What is expected>
Would you give the number of lines below in which the string "Kastellakis" appears? Nothing else is needed.

[Excerpts from a transcription dataset]
[Start of section]
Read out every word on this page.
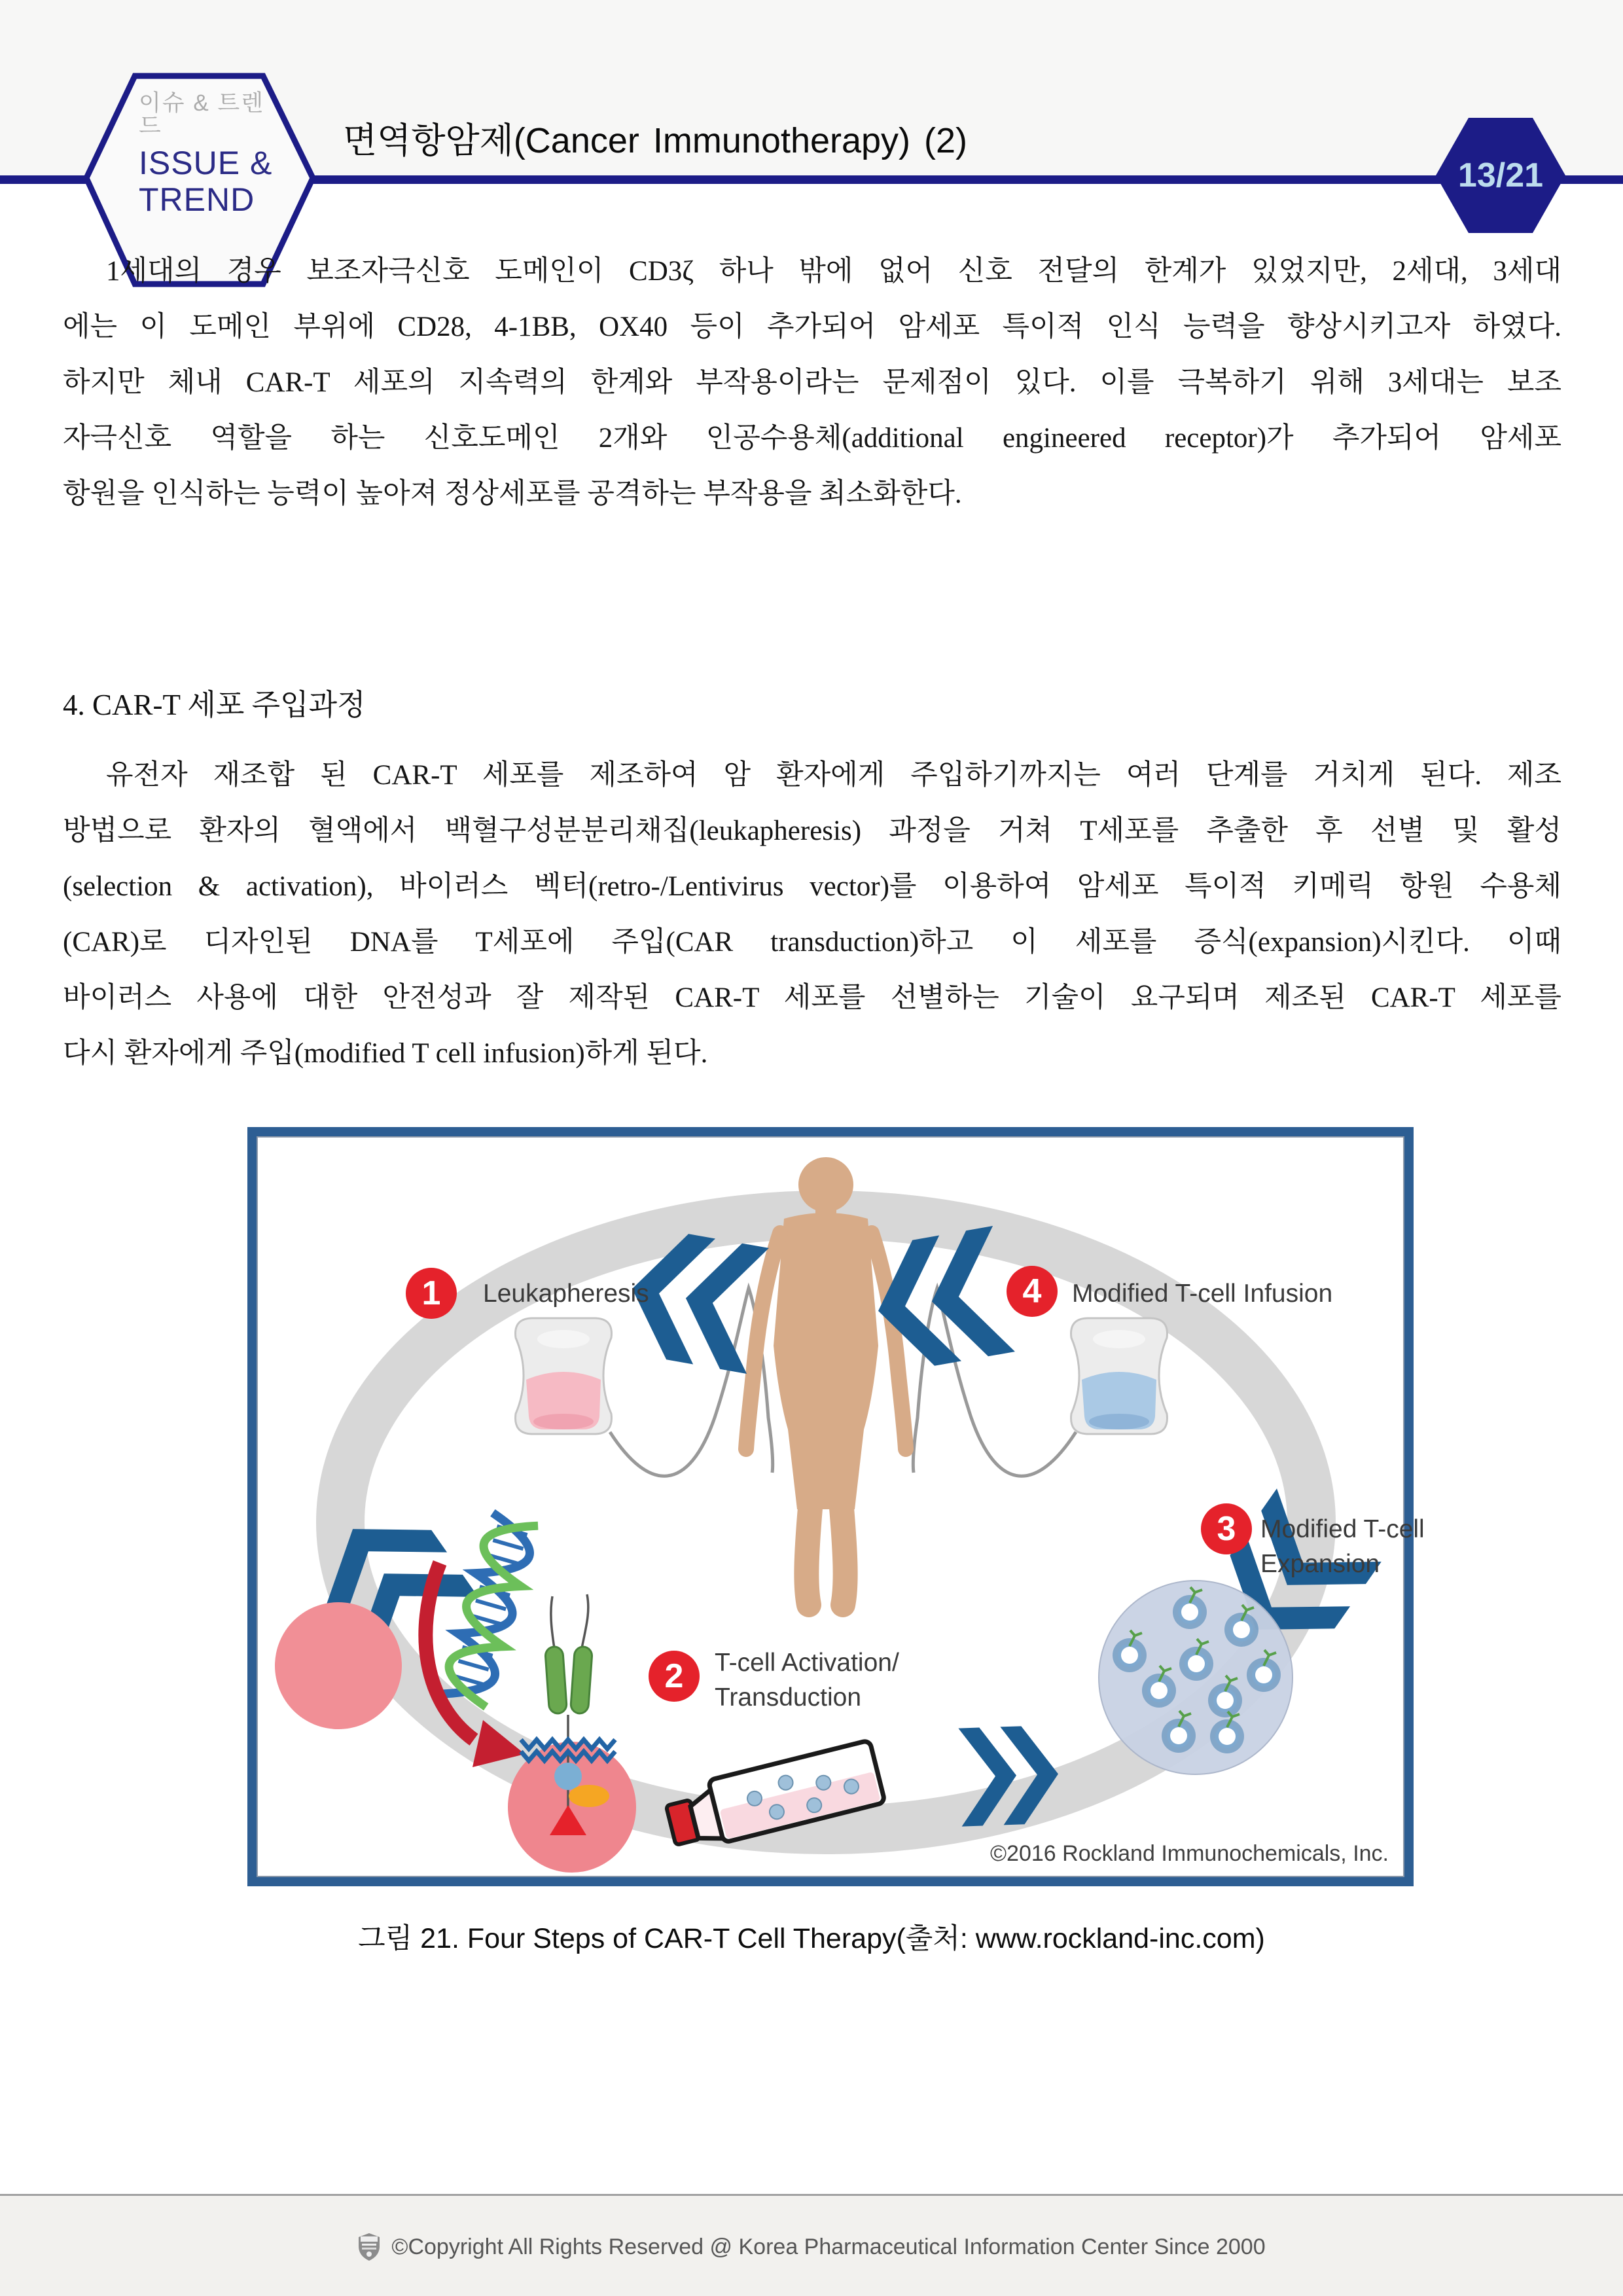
이슈 & 트렌드
ISSUE &
TREND
면역항암제(Cancer Immunotherapy) (2)
13/21
1세대의 경우 보조자극신호 도메인이 CD3ζ 하나 밖에 없어 신호 전달의 한계가 있었지만, 2세대, 3세대
에는 이 도메인 부위에 CD28, 4-1BB, OX40 등이 추가되어 암세포 특이적 인식 능력을 향상시키고자 하였다.
하지만 체내 CAR-T 세포의 지속력의 한계와 부작용이라는 문제점이 있다. 이를 극복하기 위해 3세대는 보조
자극신호 역할을 하는 신호도메인 2개와 인공수용체(additional engineered receptor)가 추가되어 암세포
항원을 인식하는 능력이 높아져 정상세포를 공격하는 부작용을 최소화한다.
4. CAR-T 세포 주입과정
유전자 재조합 된 CAR-T 세포를 제조하여 암 환자에게 주입하기까지는 여러 단계를 거치게 된다. 제조
방법으로 환자의 혈액에서 백혈구성분분리채집(leukapheresis) 과정을 거쳐 T세포를 추출한 후 선별 및 활성
(selection & activation), 바이러스 벡터(retro-/Lentivirus vector)를 이용하여 암세포 특이적 키메릭 항원 수용체
(CAR)로 디자인된 DNA를 T세포에 주입(CAR transduction)하고 이 세포를 증식(expansion)시킨다. 이때
바이러스 사용에 대한 안전성과 잘 제작된 CAR-T 세포를 선별하는 기술이 요구되며 제조된 CAR-T 세포를
다시 환자에게 주입(modified T cell infusion)하게 된다.
1	Leukapheresis
2	T-cell Activation/
Transduction
3 Modified T-cell
Expansion
4	Modified T-cell Infusion
©2016 Rockland Immunochemicals, Inc.
그림 21. Four Steps of CAR-T Cell Therapy(출처: www.rockland-inc.com)
©Copyright All Rights Reserved @ Korea Pharmaceutical Information Center Since 2000
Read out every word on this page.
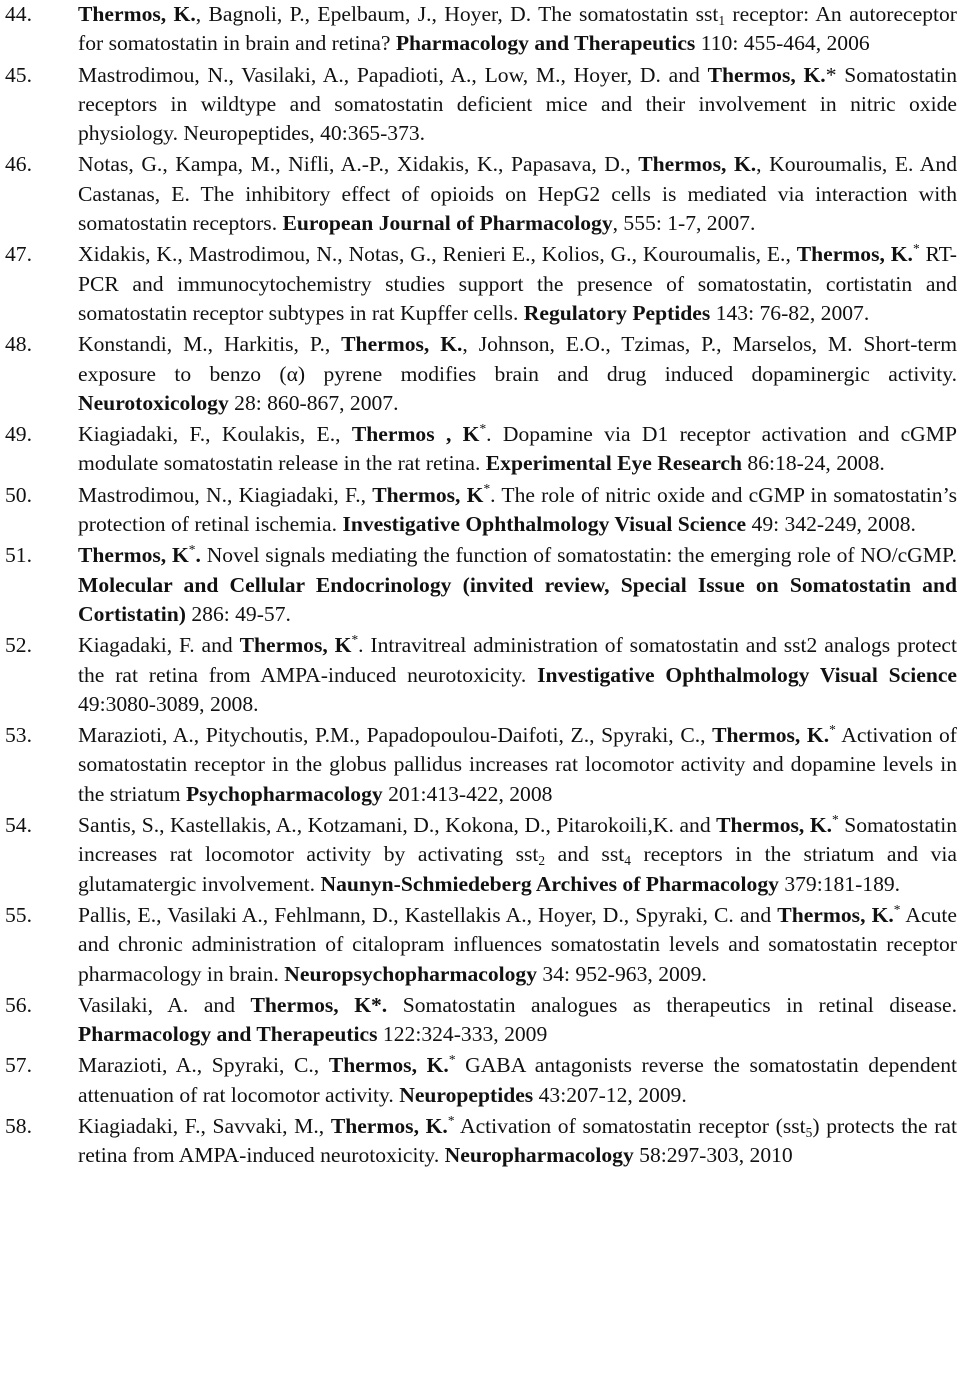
44. Thermos, K., Bagnoli, P., Epelbaum, J., Hoyer, D. The somatostatin sst$_1$ receptor: An autoreceptor for somatostatin in brain and retina? Pharmacology and Therapeutics 110: 455-464, 2006
45. Mastrodimou, N., Vasilaki, A., Papadioti, A., Low, M., Hoyer, D. and Thermos, K.* Somatostatin receptors in wildtype and somatostatin deficient mice and their involvement in nitric oxide physiology. Neuropeptides, 40:365-373.
46. Notas, G., Kampa, M., Nifli, A.-P., Xidakis, K., Papasava, D., Thermos, K., Kouroumalis, E. And Castanas, E. The inhibitory effect of opioids on HepG2 cells is mediated via interaction with somatostatin receptors. European Journal of Pharmacology, 555: 1-7, 2007.
47. Xidakis, K., Mastrodimou, N., Notas, G., Renieri E., Kolios, G., Kouroumalis, E., Thermos, K.* RT-PCR and immunocytochemistry studies support the presence of somatostatin, cortistatin and somatostatin receptor subtypes in rat Kupffer cells. Regulatory Peptides 143: 76-82, 2007.
48. Konstandi, M., Harkitis, P., Thermos, K., Johnson, E.O., Tzimas, P., Marselos, M. Short-term exposure to benzo (α) pyrene modifies brain and drug induced dopaminergic activity. Neurotoxicology 28: 860-867, 2007.
49. Kiagiadaki, F., Koulakis, E., Thermos , K*. Dopamine via D1 receptor activation and cGMP modulate somatostatin release in the rat retina. Experimental Eye Research 86:18-24, 2008.
50. Mastrodimou, N., Kiagiadaki, F., Thermos, K*. The role of nitric oxide and cGMP in somatostatin’s protection of retinal ischemia. Investigative Ophthalmology Visual Science 49: 342-249, 2008.
51. Thermos, K*. Novel signals mediating the function of somatostatin: the emerging role of NO/cGMP. Molecular and Cellular Endocrinology (invited review, Special Issue on Somatostatin and Cortistatin) 286: 49-57.
52. Kiagadaki, F. and Thermos, K*. Intravitreal administration of somatostatin and sst2 analogs protect the rat retina from AMPA-induced neurotoxicity. Investigative Ophthalmology Visual Science 49:3080-3089, 2008.
53. Marazioti, A., Pitychoutis, P.M., Papadopoulou-Daifoti, Z., Spyraki, C., Thermos, K.* Activation of somatostatin receptor in the globus pallidus increases rat locomotor activity and dopamine levels in the striatum Psychopharmacology 201:413-422, 2008
54. Santis, S., Kastellakis, A., Kotzamani, D., Kokona, D., Pitarokoili,K. and Thermos, K.* Somatostatin increases rat locomotor activity by activating sst$_2$ and sst$_4$ receptors in the striatum and via glutamatergic involvement. Naunyn-Schmiedeberg Archives of Pharmacology 379:181-189.
55. Pallis, E., Vasilaki A., Fehlmann, D., Kastellakis A., Hoyer, D., Spyraki, C. and Thermos, K.* Acute and chronic administration of citalopram influences somatostatin levels and somatostatin receptor pharmacology in brain. Neuropsychopharmacology 34: 952-963, 2009.
56. Vasilaki, A. and Thermos, K*. Somatostatin analogues as therapeutics in retinal disease. Pharmacology and Therapeutics 122:324-333, 2009
57. Marazioti, A., Spyraki, C., Thermos, K.* GABA antagonists reverse the somatostatin dependent attenuation of rat locomotor activity. Neuropeptides 43:207-12, 2009.
58. Kiagiadaki, F., Savvaki, M., Thermos, K.* Activation of somatostatin receptor (sst$_5$) protects the rat retina from AMPA-induced neurotoxicity. Neuropharmacology 58:297-303, 2010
[End of section]
Reply>
2